◆ THE TASK ◆
Copy out each line that mentions the word "SINIRI".

--- start of RECORDED DATA ---

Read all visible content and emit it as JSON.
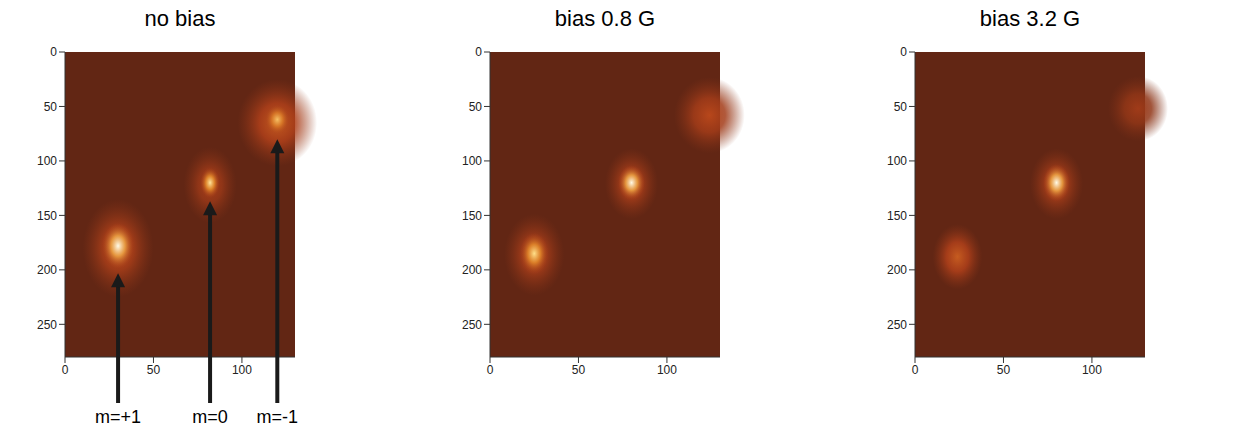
{
  "chart_data": [
    {
      "type": "heatmap",
      "title": "no bias",
      "color": "#622614",
      "xlim": [
        0,
        130
      ],
      "ylim": [
        0,
        280
      ],
      "xticks": [
        0,
        50,
        100
      ],
      "yticks": [
        0,
        50,
        100,
        150,
        200,
        250
      ],
      "spots": [
        {
          "x": 30,
          "y": 180,
          "width": 40,
          "height": 90,
          "intensity": 0.45
        },
        {
          "x": 30,
          "y": 178,
          "width": 18,
          "height": 42,
          "intensity": 1.0
        },
        {
          "x": 82,
          "y": 122,
          "width": 30,
          "height": 70,
          "intensity": 0.35
        },
        {
          "x": 82,
          "y": 120,
          "width": 11,
          "height": 28,
          "intensity": 0.92
        },
        {
          "x": 120,
          "y": 65,
          "width": 45,
          "height": 80,
          "intensity": 0.5
        },
        {
          "x": 120,
          "y": 62,
          "width": 14,
          "height": 28,
          "intensity": 0.82
        }
      ],
      "annotations": [
        {
          "text": "m=+1",
          "x": 30,
          "y": 203
        },
        {
          "text": "m=0",
          "x": 82,
          "y": 137
        },
        {
          "text": "m=-1",
          "x": 120,
          "y": 80
        }
      ]
    },
    {
      "type": "heatmap",
      "title": "bias 0.8 G",
      "color": "#622614",
      "xlim": [
        0,
        130
      ],
      "ylim": [
        0,
        280
      ],
      "xticks": [
        0,
        50,
        100
      ],
      "yticks": [
        0,
        50,
        100,
        150,
        200,
        250
      ],
      "spots": [
        {
          "x": 25,
          "y": 186,
          "width": 34,
          "height": 75,
          "intensity": 0.4
        },
        {
          "x": 25,
          "y": 185,
          "width": 16,
          "height": 38,
          "intensity": 0.9
        },
        {
          "x": 80,
          "y": 121,
          "width": 30,
          "height": 65,
          "intensity": 0.4
        },
        {
          "x": 80,
          "y": 120,
          "width": 15,
          "height": 32,
          "intensity": 1.0
        },
        {
          "x": 124,
          "y": 58,
          "width": 40,
          "height": 70,
          "intensity": 0.42
        }
      ]
    },
    {
      "type": "heatmap",
      "title": "bias 3.2 G",
      "color": "#622614",
      "xlim": [
        0,
        130
      ],
      "ylim": [
        0,
        280
      ],
      "xticks": [
        0,
        50,
        100
      ],
      "yticks": [
        0,
        50,
        100,
        150,
        200,
        250
      ],
      "spots": [
        {
          "x": 24,
          "y": 188,
          "width": 28,
          "height": 60,
          "intensity": 0.5
        },
        {
          "x": 80,
          "y": 121,
          "width": 30,
          "height": 65,
          "intensity": 0.4
        },
        {
          "x": 80,
          "y": 120,
          "width": 15,
          "height": 34,
          "intensity": 1.0
        },
        {
          "x": 126,
          "y": 52,
          "width": 34,
          "height": 60,
          "intensity": 0.3
        }
      ]
    }
  ]
}
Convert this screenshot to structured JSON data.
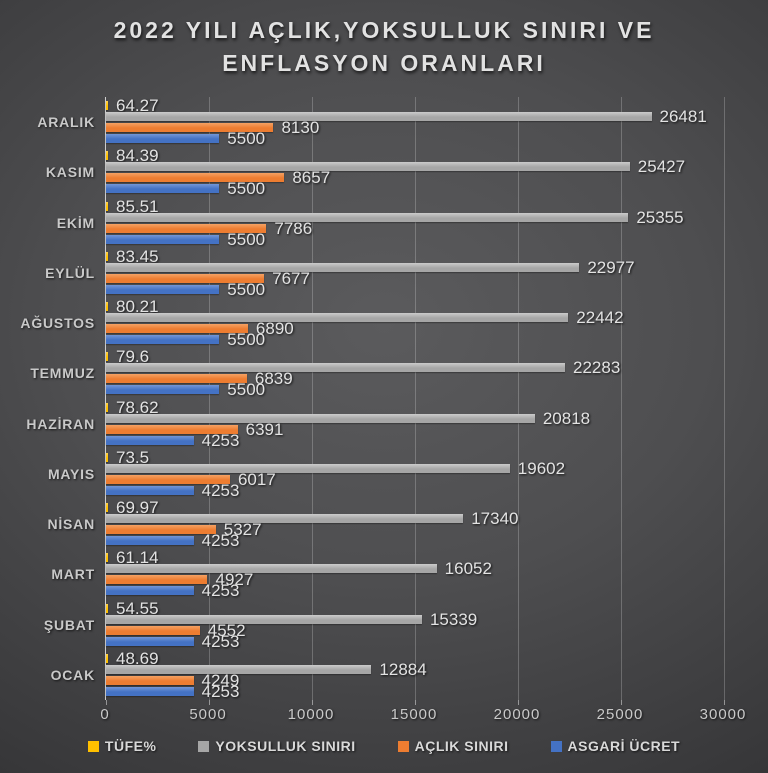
{
  "title": {
    "line1": "2022 YILI AÇLIK,YOKSULLUK SINIRI VE",
    "line2": "ENFLASYON ORANLARI"
  },
  "chart_data": {
    "type": "bar",
    "orientation": "horizontal",
    "title": "2022 YILI AÇLIK,YOKSULLUK SINIRI VE ENFLASYON ORANLARI",
    "categories": [
      "ARALIK",
      "KASIM",
      "EKİM",
      "EYLÜL",
      "AĞUSTOS",
      "TEMMUZ",
      "HAZİRAN",
      "MAYIS",
      "NİSAN",
      "MART",
      "ŞUBAT",
      "OCAK"
    ],
    "series": [
      {
        "name": "TÜFE%",
        "color": "#FFC000",
        "color_light": "#ffd34d",
        "values": [
          64.27,
          84.39,
          85.51,
          83.45,
          80.21,
          79.6,
          78.62,
          73.5,
          69.97,
          61.14,
          54.55,
          48.69
        ]
      },
      {
        "name": "YOKSULLUK SINIRI",
        "color": "#A6A6A6",
        "color_light": "#cbcbcb",
        "values": [
          26481,
          25427,
          25355,
          22977,
          22442,
          22283,
          20818,
          19602,
          17340,
          16052,
          15339,
          12884
        ]
      },
      {
        "name": "AÇLIK SINIRI",
        "color": "#ED7D31",
        "color_light": "#f5a163",
        "values": [
          8130,
          8657,
          7786,
          7677,
          6890,
          6839,
          6391,
          6017,
          5327,
          4927,
          4552,
          4249
        ]
      },
      {
        "name": "ASGARİ ÜCRET",
        "color": "#4472C4",
        "color_light": "#7396d6",
        "values": [
          5500,
          5500,
          5500,
          5500,
          5500,
          5500,
          4253,
          4253,
          4253,
          4253,
          4253,
          4253
        ]
      }
    ],
    "xlim": [
      0,
      30000
    ],
    "x_ticks": [
      "0",
      "5000",
      "10000",
      "15000",
      "20000",
      "25000",
      "30000"
    ],
    "grid": true,
    "legend_position": "bottom",
    "background_colors": {
      "center": "#5b5b5d",
      "edge": "#252527"
    }
  }
}
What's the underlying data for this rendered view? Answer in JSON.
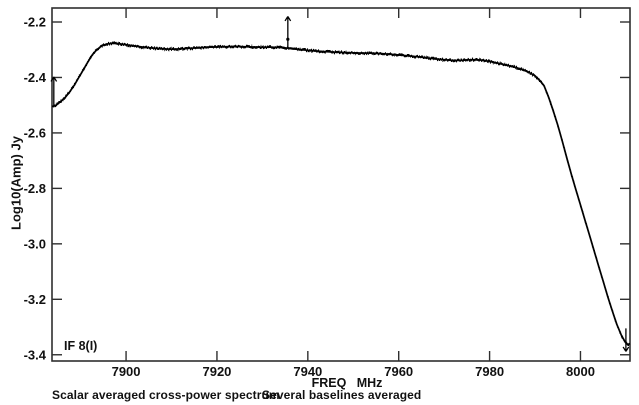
{
  "chart_data": {
    "type": "line",
    "description": "Scalar averaged cross-power spectrum, amplitude vs frequency",
    "ylabel": "Log10(Amp) Jy",
    "xlabel": "FREQ   MHz",
    "if_label": "IF 8(I)",
    "caption_left": "Scalar averaged cross-power spectrum",
    "caption_right": "Several baselines averaged",
    "xlim": [
      7883.7,
      8010.9
    ],
    "ylim": [
      -3.4225,
      -2.1495
    ],
    "grid": false,
    "legend": "none",
    "colors": {
      "curve": "#000000",
      "frame": "#2f2f2f",
      "text": "#111111",
      "background": "#ffffff"
    },
    "xticks": {
      "values": [
        7900,
        7920,
        7940,
        7960,
        7980,
        8000
      ],
      "labels": [
        "7900",
        "7920",
        "7940",
        "7960",
        "7980",
        "8000"
      ]
    },
    "yticks": {
      "values": [
        -2.2,
        -2.4,
        -2.6,
        -2.8,
        -3.0,
        -3.2,
        -3.4
      ],
      "labels": [
        "-2.2",
        "-2.4",
        "-2.6",
        "-2.8",
        "-3.0",
        "-3.2",
        "-3.4"
      ]
    },
    "series": [
      {
        "name": "cross-power amplitude",
        "points": [
          [
            7883.7,
            -2.505
          ],
          [
            7884.6,
            -2.5
          ],
          [
            7885.6,
            -2.487
          ],
          [
            7886.6,
            -2.472
          ],
          [
            7887.6,
            -2.452
          ],
          [
            7888.6,
            -2.428
          ],
          [
            7889.6,
            -2.4
          ],
          [
            7890.6,
            -2.372
          ],
          [
            7891.6,
            -2.344
          ],
          [
            7892.6,
            -2.318
          ],
          [
            7893.6,
            -2.299
          ],
          [
            7894.6,
            -2.287
          ],
          [
            7895.6,
            -2.28
          ],
          [
            7896.6,
            -2.277
          ],
          [
            7897.6,
            -2.277
          ],
          [
            7898.6,
            -2.279
          ],
          [
            7900,
            -2.282
          ],
          [
            7902,
            -2.287
          ],
          [
            7904,
            -2.291
          ],
          [
            7906,
            -2.294
          ],
          [
            7908,
            -2.297
          ],
          [
            7910,
            -2.298
          ],
          [
            7912,
            -2.297
          ],
          [
            7914,
            -2.295
          ],
          [
            7916,
            -2.293
          ],
          [
            7918,
            -2.291
          ],
          [
            7920,
            -2.29
          ],
          [
            7922,
            -2.289
          ],
          [
            7924,
            -2.288
          ],
          [
            7926,
            -2.289
          ],
          [
            7928,
            -2.29
          ],
          [
            7930,
            -2.291
          ],
          [
            7932,
            -2.291
          ],
          [
            7934,
            -2.292
          ],
          [
            7936,
            -2.295
          ],
          [
            7938,
            -2.299
          ],
          [
            7940,
            -2.302
          ],
          [
            7942,
            -2.305
          ],
          [
            7944,
            -2.307
          ],
          [
            7946,
            -2.309
          ],
          [
            7948,
            -2.31
          ],
          [
            7950,
            -2.311
          ],
          [
            7952,
            -2.312
          ],
          [
            7954,
            -2.312
          ],
          [
            7956,
            -2.314
          ],
          [
            7958,
            -2.316
          ],
          [
            7960,
            -2.319
          ],
          [
            7962,
            -2.322
          ],
          [
            7964,
            -2.325
          ],
          [
            7966,
            -2.329
          ],
          [
            7968,
            -2.333
          ],
          [
            7970,
            -2.336
          ],
          [
            7972,
            -2.339
          ],
          [
            7974,
            -2.338
          ],
          [
            7976,
            -2.336
          ],
          [
            7978,
            -2.337
          ],
          [
            7980,
            -2.342
          ],
          [
            7982,
            -2.349
          ],
          [
            7984,
            -2.357
          ],
          [
            7986,
            -2.365
          ],
          [
            7988,
            -2.376
          ],
          [
            7990,
            -2.394
          ],
          [
            7991,
            -2.41
          ],
          [
            7992,
            -2.43
          ],
          [
            7993,
            -2.472
          ],
          [
            7994,
            -2.52
          ],
          [
            7995,
            -2.572
          ],
          [
            7996,
            -2.63
          ],
          [
            7997,
            -2.69
          ],
          [
            7998,
            -2.75
          ],
          [
            7999,
            -2.805
          ],
          [
            8000,
            -2.86
          ],
          [
            8001,
            -2.915
          ],
          [
            8002,
            -2.97
          ],
          [
            8003,
            -3.025
          ],
          [
            8004,
            -3.08
          ],
          [
            8005,
            -3.135
          ],
          [
            8006,
            -3.19
          ],
          [
            8007,
            -3.242
          ],
          [
            8008,
            -3.29
          ],
          [
            8009,
            -3.33
          ],
          [
            8009.8,
            -3.353
          ],
          [
            8010.4,
            -3.363
          ],
          [
            8010.9,
            -3.36
          ]
        ]
      }
    ],
    "annotations": {
      "spike": {
        "x": 7935.6,
        "base": -2.295,
        "top": -2.18,
        "marker": -2.262
      },
      "arrows": [
        {
          "x": 7884.1,
          "tail": -2.505,
          "tip": -2.398
        },
        {
          "x": 8010.0,
          "tail": -3.305,
          "tip": -3.388
        }
      ]
    }
  }
}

--- end of RECORDED DATA ---

◆ RESULT OF THE EXERCISE ◆
    "line1": "2022 YILI AÇLIK,YOKSULLUK SINIRI VE",
    "title": "2022 YILI AÇLIK,YOKSULLUK SINIRI VE ENFLASYON ORANLARI",
        "name": "YOKSULLUK SINIRI",
        "name": "AÇLIK SINIRI",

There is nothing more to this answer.